[GIVEN RECORDS]
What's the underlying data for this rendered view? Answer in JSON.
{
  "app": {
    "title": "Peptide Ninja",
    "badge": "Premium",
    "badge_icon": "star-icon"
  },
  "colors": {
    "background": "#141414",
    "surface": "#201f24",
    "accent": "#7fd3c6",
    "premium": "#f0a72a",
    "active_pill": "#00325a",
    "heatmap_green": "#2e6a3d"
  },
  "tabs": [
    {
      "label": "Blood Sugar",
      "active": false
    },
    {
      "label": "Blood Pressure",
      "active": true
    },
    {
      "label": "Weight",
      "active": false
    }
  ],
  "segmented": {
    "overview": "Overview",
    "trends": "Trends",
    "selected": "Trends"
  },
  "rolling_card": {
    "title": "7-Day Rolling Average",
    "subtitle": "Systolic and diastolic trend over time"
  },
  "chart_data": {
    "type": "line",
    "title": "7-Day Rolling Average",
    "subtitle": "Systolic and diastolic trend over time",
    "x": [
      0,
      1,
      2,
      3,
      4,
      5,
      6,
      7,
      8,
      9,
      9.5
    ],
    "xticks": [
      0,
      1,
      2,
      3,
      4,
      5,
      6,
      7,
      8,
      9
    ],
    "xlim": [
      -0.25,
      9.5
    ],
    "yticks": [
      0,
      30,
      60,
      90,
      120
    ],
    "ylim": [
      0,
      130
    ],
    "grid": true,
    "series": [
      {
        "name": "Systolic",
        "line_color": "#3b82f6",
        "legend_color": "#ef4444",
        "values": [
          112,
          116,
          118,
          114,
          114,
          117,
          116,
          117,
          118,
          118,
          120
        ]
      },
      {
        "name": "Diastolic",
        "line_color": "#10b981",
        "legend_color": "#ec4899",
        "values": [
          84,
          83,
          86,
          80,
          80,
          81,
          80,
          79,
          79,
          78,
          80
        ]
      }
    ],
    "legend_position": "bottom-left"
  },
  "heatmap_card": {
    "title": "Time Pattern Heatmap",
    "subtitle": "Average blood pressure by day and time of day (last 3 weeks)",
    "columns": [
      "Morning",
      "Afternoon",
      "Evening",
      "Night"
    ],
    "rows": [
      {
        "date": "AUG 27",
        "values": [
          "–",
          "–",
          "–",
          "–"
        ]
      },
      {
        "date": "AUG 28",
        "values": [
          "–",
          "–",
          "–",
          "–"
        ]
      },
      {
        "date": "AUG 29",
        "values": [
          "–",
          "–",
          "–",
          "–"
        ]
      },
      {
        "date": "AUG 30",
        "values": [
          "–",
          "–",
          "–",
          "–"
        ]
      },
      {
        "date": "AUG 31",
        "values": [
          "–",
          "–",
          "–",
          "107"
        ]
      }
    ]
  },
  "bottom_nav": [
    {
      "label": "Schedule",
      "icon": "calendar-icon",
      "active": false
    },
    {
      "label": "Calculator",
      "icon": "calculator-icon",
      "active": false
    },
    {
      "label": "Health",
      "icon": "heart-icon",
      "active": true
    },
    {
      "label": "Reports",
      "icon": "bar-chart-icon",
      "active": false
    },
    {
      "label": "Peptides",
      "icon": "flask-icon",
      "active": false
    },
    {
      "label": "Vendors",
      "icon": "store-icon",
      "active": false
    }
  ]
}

[THE TASK] The records above should be repeated exactly. Print them all.

[ANSWER TO THIS EXERCISE]
What's the underlying data for this rendered view? Answer in JSON.
{
  "app": {
    "title": "Peptide Ninja",
    "badge": "Premium",
    "badge_icon": "star-icon"
  },
  "colors": {
    "background": "#141414",
    "surface": "#201f24",
    "accent": "#7fd3c6",
    "premium": "#f0a72a",
    "active_pill": "#00325a",
    "heatmap_green": "#2e6a3d"
  },
  "tabs": [
    {
      "label": "Blood Sugar",
      "active": false
    },
    {
      "label": "Blood Pressure",
      "active": true
    },
    {
      "label": "Weight",
      "active": false
    }
  ],
  "segmented": {
    "overview": "Overview",
    "trends": "Trends",
    "selected": "Trends"
  },
  "rolling_card": {
    "title": "7-Day Rolling Average",
    "subtitle": "Systolic and diastolic trend over time"
  },
  "chart_data": {
    "type": "line",
    "title": "7-Day Rolling Average",
    "subtitle": "Systolic and diastolic trend over time",
    "x": [
      0,
      1,
      2,
      3,
      4,
      5,
      6,
      7,
      8,
      9,
      9.5
    ],
    "xticks": [
      0,
      1,
      2,
      3,
      4,
      5,
      6,
      7,
      8,
      9
    ],
    "xlim": [
      -0.25,
      9.5
    ],
    "yticks": [
      0,
      30,
      60,
      90,
      120
    ],
    "ylim": [
      0,
      130
    ],
    "grid": true,
    "series": [
      {
        "name": "Systolic",
        "line_color": "#3b82f6",
        "legend_color": "#ef4444",
        "values": [
          112,
          116,
          118,
          114,
          114,
          117,
          116,
          117,
          118,
          118,
          120
        ]
      },
      {
        "name": "Diastolic",
        "line_color": "#10b981",
        "legend_color": "#ec4899",
        "values": [
          84,
          83,
          86,
          80,
          80,
          81,
          80,
          79,
          79,
          78,
          80
        ]
      }
    ],
    "legend_position": "bottom-left"
  },
  "heatmap_card": {
    "title": "Time Pattern Heatmap",
    "subtitle": "Average blood pressure by day and time of day (last 3 weeks)",
    "columns": [
      "Morning",
      "Afternoon",
      "Evening",
      "Night"
    ],
    "rows": [
      {
        "date": "AUG 27",
        "values": [
          "–",
          "–",
          "–",
          "–"
        ]
      },
      {
        "date": "AUG 28",
        "values": [
          "–",
          "–",
          "–",
          "–"
        ]
      },
      {
        "date": "AUG 29",
        "values": [
          "–",
          "–",
          "–",
          "–"
        ]
      },
      {
        "date": "AUG 30",
        "values": [
          "–",
          "–",
          "–",
          "–"
        ]
      },
      {
        "date": "AUG 31",
        "values": [
          "–",
          "–",
          "–",
          "107"
        ]
      }
    ]
  },
  "bottom_nav": [
    {
      "label": "Schedule",
      "icon": "calendar-icon",
      "active": false
    },
    {
      "label": "Calculator",
      "icon": "calculator-icon",
      "active": false
    },
    {
      "label": "Health",
      "icon": "heart-icon",
      "active": true
    },
    {
      "label": "Reports",
      "icon": "bar-chart-icon",
      "active": false
    },
    {
      "label": "Peptides",
      "icon": "flask-icon",
      "active": false
    },
    {
      "label": "Vendors",
      "icon": "store-icon",
      "active": false
    }
  ]
}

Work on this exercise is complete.